* Start Data listing *

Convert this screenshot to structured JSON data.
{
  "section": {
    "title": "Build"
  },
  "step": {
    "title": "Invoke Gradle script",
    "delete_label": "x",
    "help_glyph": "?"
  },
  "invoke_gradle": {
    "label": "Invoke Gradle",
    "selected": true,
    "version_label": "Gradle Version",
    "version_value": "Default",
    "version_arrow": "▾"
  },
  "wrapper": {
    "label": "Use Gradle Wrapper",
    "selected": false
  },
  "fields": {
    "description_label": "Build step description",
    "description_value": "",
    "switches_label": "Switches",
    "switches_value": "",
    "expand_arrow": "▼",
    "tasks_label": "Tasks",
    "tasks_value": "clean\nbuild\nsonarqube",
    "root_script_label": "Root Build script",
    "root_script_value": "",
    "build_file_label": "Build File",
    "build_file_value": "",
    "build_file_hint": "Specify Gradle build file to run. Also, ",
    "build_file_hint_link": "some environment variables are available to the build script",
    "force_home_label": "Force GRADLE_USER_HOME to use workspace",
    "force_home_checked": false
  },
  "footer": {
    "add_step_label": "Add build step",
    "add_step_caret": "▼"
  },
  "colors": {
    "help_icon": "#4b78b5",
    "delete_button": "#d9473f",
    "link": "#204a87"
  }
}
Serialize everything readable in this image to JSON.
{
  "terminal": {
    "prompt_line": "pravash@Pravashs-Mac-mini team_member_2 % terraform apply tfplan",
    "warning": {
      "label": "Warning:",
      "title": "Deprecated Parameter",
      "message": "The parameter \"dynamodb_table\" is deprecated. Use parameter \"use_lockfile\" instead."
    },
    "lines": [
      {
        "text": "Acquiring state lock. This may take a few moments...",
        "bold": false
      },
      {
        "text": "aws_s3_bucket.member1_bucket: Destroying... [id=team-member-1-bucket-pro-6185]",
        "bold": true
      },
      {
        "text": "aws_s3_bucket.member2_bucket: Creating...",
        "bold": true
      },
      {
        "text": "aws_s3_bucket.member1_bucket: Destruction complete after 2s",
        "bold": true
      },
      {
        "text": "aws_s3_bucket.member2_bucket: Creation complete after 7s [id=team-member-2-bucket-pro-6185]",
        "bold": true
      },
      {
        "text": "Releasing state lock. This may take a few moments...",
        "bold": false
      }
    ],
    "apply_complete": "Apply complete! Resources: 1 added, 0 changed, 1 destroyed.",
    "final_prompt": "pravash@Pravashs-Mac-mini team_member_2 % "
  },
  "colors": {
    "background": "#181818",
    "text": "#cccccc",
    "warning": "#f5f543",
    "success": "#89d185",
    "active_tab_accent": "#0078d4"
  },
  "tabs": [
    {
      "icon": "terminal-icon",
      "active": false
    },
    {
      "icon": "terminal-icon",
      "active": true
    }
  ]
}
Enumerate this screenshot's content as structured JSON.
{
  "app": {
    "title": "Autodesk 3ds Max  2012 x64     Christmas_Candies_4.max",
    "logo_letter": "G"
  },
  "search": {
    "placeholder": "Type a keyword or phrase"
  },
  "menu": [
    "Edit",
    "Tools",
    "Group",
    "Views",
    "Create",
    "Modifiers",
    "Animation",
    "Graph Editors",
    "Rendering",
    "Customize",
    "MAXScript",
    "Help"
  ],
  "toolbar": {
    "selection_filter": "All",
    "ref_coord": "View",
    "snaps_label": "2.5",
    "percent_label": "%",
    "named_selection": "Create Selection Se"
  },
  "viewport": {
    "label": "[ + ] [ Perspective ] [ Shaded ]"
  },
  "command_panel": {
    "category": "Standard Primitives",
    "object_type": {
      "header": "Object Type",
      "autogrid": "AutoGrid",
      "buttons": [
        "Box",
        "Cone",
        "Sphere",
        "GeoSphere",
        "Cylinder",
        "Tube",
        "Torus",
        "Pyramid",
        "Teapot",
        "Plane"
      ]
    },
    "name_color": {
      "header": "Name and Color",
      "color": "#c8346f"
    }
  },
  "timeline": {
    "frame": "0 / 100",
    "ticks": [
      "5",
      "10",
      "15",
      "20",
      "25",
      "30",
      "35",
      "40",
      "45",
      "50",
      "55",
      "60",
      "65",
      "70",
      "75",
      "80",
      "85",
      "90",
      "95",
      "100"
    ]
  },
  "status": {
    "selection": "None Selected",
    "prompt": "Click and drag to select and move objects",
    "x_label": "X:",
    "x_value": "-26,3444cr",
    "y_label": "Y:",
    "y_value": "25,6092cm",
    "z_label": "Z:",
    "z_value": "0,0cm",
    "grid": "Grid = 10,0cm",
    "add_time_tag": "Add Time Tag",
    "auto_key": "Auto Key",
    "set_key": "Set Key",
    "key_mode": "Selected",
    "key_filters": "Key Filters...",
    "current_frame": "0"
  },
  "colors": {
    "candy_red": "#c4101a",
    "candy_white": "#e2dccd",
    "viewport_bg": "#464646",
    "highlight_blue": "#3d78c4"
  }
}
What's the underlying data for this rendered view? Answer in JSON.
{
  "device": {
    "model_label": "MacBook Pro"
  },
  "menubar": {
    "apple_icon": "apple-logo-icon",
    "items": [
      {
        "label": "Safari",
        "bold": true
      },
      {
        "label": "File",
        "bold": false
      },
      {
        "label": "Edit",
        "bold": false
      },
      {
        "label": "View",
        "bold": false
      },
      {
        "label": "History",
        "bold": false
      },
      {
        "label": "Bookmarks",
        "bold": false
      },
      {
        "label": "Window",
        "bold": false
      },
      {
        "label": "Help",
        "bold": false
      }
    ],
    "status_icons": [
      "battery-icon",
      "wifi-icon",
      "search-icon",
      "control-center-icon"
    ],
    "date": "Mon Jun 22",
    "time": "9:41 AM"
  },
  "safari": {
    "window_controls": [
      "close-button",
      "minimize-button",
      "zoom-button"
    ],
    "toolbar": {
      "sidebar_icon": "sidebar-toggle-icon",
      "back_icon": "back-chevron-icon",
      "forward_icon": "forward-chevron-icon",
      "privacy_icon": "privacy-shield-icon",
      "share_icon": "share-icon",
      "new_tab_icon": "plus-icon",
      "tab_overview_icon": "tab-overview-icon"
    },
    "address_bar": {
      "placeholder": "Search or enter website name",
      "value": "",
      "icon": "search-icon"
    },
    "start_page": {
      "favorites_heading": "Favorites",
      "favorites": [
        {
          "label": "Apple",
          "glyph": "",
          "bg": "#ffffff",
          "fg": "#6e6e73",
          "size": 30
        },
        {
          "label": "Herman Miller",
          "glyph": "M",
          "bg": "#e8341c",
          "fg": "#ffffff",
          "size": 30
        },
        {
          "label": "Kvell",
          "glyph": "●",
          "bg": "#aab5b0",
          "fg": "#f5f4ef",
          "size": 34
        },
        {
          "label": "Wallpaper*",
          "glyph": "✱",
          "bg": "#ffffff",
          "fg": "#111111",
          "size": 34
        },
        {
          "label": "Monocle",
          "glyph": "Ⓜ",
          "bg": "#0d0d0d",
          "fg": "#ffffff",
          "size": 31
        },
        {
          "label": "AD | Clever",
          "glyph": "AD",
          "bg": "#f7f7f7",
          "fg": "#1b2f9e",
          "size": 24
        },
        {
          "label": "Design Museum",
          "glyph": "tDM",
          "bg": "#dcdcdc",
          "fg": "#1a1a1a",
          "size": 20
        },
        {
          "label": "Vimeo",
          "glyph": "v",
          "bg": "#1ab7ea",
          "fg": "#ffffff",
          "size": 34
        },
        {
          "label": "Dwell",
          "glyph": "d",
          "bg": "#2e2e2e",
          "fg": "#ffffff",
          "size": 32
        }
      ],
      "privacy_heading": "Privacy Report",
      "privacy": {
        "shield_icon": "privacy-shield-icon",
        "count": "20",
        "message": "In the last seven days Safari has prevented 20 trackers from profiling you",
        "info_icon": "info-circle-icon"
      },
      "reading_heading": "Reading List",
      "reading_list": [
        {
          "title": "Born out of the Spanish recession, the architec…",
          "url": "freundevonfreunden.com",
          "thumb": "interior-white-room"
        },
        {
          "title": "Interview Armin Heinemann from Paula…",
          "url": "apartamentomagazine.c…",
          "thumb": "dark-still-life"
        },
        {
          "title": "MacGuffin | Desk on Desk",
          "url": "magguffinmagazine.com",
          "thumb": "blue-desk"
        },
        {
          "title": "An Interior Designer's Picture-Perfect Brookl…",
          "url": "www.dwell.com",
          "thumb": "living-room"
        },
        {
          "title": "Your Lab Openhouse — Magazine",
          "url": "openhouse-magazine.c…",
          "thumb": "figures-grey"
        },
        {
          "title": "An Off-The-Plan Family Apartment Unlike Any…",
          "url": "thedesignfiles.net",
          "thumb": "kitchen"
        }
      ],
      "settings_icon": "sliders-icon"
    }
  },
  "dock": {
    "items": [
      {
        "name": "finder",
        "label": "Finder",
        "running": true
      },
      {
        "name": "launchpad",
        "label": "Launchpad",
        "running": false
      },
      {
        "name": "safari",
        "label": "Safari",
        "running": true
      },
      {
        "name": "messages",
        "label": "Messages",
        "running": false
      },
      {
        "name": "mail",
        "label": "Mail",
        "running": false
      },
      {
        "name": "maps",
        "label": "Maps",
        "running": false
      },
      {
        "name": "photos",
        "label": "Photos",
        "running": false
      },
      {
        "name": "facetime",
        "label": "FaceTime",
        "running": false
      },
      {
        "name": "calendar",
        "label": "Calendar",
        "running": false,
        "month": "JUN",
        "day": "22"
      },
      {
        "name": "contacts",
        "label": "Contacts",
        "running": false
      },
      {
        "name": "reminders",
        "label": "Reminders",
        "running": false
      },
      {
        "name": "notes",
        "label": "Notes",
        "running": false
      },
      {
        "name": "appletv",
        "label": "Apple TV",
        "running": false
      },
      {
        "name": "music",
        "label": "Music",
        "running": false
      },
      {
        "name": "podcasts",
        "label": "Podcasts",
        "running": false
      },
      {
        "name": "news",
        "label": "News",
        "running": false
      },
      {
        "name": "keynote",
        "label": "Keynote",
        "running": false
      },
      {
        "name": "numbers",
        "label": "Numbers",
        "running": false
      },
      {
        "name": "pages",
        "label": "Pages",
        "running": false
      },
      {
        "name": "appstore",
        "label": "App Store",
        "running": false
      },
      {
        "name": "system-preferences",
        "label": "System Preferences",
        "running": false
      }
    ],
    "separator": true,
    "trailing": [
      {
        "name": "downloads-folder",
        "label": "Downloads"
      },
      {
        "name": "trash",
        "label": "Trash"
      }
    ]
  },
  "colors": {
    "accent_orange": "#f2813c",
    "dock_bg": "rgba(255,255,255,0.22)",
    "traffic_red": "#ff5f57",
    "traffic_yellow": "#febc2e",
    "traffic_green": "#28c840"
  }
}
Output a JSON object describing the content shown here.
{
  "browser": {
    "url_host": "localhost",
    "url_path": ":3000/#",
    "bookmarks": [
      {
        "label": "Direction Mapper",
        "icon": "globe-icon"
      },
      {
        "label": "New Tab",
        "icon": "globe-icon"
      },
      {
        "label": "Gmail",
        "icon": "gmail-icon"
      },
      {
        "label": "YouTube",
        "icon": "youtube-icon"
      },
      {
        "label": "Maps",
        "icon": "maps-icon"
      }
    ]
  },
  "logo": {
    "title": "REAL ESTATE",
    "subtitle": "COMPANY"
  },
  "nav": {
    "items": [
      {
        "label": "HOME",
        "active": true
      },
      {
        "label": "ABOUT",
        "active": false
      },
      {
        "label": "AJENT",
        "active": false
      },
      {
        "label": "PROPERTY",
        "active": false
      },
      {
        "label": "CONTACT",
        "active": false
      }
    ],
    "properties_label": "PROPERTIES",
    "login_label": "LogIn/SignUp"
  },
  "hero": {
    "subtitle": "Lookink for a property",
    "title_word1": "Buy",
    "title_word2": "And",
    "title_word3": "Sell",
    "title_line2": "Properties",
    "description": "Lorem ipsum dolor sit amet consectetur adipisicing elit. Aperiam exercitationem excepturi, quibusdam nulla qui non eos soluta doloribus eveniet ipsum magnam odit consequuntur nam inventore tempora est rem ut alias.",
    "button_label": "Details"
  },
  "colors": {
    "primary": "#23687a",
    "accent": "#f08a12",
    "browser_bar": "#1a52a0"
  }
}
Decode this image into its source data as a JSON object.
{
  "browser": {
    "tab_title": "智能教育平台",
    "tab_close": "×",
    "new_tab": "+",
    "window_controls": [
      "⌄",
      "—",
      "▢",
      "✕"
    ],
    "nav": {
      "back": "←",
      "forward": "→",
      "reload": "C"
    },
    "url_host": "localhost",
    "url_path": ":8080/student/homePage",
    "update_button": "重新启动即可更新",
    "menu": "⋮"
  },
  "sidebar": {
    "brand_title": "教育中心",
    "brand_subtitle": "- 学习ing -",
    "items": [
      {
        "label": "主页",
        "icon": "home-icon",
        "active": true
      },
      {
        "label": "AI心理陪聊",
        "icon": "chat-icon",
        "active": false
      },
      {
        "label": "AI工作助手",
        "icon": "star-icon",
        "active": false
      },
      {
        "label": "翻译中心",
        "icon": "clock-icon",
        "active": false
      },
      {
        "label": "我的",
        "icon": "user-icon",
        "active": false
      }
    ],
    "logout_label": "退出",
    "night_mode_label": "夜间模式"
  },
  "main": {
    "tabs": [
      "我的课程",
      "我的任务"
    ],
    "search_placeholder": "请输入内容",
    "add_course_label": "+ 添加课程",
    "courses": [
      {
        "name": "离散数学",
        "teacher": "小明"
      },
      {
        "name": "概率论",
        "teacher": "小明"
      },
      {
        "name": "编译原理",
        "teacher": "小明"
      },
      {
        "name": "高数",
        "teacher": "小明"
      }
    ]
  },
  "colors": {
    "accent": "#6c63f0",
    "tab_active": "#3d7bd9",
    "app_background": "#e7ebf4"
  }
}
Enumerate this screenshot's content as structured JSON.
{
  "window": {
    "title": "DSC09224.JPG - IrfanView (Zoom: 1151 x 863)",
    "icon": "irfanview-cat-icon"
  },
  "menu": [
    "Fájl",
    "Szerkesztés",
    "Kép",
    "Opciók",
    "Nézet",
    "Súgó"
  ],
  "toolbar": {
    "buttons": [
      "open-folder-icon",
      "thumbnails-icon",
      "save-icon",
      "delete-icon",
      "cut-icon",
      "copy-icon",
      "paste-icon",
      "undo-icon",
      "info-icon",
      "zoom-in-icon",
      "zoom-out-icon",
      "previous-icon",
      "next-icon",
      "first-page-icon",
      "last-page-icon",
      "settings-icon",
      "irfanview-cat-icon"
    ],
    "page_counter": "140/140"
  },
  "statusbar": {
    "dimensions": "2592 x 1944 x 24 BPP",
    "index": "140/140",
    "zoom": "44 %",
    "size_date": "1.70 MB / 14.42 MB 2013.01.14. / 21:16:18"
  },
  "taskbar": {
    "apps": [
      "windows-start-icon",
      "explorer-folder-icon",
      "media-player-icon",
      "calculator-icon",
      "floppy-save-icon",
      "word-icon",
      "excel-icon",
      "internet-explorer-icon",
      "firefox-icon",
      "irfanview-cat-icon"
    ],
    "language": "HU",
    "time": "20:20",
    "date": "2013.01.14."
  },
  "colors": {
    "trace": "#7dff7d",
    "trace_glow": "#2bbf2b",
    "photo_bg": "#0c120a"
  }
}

* End Data listing *

== The problem ==
Within the listing above, find every line containing the string "sidebar" and return it.

== The reply ==
      "sidebar_icon": "sidebar-toggle-icon",
  "sidebar": {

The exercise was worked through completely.